- What you should do: Here are some records. Copy each one exactly.

--- Start ---

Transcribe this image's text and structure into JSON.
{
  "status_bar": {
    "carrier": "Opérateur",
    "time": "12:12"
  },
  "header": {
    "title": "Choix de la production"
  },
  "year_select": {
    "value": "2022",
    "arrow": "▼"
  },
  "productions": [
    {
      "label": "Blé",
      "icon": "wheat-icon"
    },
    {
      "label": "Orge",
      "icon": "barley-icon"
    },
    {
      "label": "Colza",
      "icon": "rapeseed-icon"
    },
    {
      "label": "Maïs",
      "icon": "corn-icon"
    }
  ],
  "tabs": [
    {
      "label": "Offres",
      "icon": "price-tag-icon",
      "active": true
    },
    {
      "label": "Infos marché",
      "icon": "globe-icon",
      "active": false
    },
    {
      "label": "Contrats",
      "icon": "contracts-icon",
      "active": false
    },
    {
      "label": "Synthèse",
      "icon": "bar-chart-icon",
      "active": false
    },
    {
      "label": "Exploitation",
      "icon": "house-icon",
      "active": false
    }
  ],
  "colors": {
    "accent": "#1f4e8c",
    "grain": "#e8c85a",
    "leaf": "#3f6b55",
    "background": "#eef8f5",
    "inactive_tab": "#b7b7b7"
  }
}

--- End ---

- Output for this task:
Transcribe this image's text and structure into JSON.
{
  "status_bar": {
    "carrier": "Opérateur",
    "time": "12:12"
  },
  "header": {
    "title": "Choix de la production"
  },
  "year_select": {
    "value": "2022",
    "arrow": "▼"
  },
  "productions": [
    {
      "label": "Blé",
      "icon": "wheat-icon"
    },
    {
      "label": "Orge",
      "icon": "barley-icon"
    },
    {
      "label": "Colza",
      "icon": "rapeseed-icon"
    },
    {
      "label": "Maïs",
      "icon": "corn-icon"
    }
  ],
  "tabs": [
    {
      "label": "Offres",
      "icon": "price-tag-icon",
      "active": true
    },
    {
      "label": "Infos marché",
      "icon": "globe-icon",
      "active": false
    },
    {
      "label": "Contrats",
      "icon": "contracts-icon",
      "active": false
    },
    {
      "label": "Synthèse",
      "icon": "bar-chart-icon",
      "active": false
    },
    {
      "label": "Exploitation",
      "icon": "house-icon",
      "active": false
    }
  ],
  "colors": {
    "accent": "#1f4e8c",
    "grain": "#e8c85a",
    "leaf": "#3f6b55",
    "background": "#eef8f5",
    "inactive_tab": "#b7b7b7"
  }
}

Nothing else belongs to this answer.